→ SHORT PROBLEM:
Identify all lines below that hold "representation" and collect them.

→ DATA FOR THIS TASK:
※ ※ ※
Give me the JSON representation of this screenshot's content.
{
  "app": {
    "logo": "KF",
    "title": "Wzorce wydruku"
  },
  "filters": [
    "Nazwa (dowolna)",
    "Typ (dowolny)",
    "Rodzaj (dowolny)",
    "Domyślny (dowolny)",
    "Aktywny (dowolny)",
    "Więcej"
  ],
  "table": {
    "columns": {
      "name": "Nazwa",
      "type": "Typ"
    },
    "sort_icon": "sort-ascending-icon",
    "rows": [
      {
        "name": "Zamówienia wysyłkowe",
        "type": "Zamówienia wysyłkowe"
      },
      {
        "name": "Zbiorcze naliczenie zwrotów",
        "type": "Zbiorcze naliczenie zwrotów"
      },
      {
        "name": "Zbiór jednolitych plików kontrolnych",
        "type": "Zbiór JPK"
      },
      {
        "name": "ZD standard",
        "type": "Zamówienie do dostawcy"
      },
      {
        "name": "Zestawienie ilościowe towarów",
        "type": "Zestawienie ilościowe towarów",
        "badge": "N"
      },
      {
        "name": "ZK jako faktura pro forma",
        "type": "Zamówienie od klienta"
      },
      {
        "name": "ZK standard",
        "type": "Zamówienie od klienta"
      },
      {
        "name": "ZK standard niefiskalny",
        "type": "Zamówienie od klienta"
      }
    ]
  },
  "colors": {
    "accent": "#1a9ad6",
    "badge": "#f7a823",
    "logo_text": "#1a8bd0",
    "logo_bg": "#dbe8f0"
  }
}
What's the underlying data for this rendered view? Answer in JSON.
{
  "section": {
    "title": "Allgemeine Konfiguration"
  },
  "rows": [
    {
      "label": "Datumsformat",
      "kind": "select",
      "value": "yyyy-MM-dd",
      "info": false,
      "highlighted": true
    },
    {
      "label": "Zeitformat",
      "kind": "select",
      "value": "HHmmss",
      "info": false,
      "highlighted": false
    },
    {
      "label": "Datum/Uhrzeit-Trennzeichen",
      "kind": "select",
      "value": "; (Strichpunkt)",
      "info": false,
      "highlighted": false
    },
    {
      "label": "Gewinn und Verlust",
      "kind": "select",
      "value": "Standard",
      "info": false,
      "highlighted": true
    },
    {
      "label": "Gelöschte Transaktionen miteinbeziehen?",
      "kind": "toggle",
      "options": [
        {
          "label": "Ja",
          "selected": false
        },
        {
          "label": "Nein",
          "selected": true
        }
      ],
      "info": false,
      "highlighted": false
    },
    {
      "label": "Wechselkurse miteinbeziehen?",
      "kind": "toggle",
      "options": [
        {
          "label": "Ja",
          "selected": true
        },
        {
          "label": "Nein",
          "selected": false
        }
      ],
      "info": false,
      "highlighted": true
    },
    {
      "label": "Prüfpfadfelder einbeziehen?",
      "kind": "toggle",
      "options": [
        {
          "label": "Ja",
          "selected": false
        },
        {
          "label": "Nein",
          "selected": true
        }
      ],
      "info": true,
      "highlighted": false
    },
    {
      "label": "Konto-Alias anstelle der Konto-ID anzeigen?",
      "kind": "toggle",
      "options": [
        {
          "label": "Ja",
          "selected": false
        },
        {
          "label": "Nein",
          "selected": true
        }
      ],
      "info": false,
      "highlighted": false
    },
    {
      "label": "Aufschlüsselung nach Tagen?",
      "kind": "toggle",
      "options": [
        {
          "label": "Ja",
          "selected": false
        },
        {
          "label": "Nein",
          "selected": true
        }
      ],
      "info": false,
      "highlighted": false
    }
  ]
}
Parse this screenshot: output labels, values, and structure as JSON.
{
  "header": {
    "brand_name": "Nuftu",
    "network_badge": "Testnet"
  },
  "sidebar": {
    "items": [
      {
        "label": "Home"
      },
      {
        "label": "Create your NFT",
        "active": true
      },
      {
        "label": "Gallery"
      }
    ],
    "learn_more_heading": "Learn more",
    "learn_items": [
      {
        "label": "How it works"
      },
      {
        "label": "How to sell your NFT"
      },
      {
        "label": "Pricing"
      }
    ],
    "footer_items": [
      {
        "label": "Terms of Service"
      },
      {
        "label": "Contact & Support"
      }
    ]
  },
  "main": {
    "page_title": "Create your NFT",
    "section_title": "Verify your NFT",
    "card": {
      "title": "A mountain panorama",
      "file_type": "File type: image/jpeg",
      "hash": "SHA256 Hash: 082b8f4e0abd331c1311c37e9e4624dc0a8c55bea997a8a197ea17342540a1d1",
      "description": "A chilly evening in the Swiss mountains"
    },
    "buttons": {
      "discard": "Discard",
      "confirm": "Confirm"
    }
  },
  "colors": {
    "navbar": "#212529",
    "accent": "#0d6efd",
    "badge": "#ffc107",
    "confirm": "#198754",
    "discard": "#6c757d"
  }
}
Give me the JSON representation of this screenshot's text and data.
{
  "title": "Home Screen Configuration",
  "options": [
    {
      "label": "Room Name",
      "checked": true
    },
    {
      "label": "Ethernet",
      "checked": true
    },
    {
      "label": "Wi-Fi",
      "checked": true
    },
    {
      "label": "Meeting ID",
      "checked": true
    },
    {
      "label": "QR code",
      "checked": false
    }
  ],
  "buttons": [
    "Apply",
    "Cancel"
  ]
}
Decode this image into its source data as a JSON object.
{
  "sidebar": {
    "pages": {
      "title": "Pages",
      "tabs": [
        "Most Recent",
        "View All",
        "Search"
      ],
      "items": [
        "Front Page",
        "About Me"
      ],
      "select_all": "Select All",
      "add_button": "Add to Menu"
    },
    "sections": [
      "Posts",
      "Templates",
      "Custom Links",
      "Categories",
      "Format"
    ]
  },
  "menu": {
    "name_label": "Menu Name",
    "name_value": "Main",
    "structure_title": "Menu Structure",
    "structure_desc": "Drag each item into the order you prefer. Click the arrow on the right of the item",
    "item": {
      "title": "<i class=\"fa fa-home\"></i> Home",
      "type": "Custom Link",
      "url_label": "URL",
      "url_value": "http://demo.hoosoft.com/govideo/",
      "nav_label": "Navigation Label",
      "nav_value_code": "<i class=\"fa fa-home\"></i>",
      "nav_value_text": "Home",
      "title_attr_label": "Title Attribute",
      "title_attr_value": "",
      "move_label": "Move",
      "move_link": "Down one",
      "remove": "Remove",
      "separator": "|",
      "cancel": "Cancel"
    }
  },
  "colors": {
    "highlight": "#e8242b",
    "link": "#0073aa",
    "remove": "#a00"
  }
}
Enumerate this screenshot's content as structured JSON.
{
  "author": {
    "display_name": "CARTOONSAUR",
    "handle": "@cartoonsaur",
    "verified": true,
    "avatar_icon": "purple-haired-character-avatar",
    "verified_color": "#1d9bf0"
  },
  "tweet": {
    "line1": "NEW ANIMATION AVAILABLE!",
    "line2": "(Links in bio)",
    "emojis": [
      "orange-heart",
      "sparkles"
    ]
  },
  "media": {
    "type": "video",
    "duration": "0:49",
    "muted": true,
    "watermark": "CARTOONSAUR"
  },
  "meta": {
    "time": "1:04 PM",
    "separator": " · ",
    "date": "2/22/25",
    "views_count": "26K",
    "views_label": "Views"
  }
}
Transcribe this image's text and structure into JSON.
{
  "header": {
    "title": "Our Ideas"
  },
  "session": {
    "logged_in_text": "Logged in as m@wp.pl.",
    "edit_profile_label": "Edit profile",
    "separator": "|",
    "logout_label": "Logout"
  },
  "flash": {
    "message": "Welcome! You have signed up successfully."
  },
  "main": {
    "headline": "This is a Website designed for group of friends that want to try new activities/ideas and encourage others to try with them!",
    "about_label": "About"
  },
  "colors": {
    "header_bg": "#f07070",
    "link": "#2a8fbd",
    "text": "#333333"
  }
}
※ ※ ※
→ COMPLETE ANSWER:
Give me the JSON representation of this screenshot's content.
Give me the JSON representation of this screenshot's text and data.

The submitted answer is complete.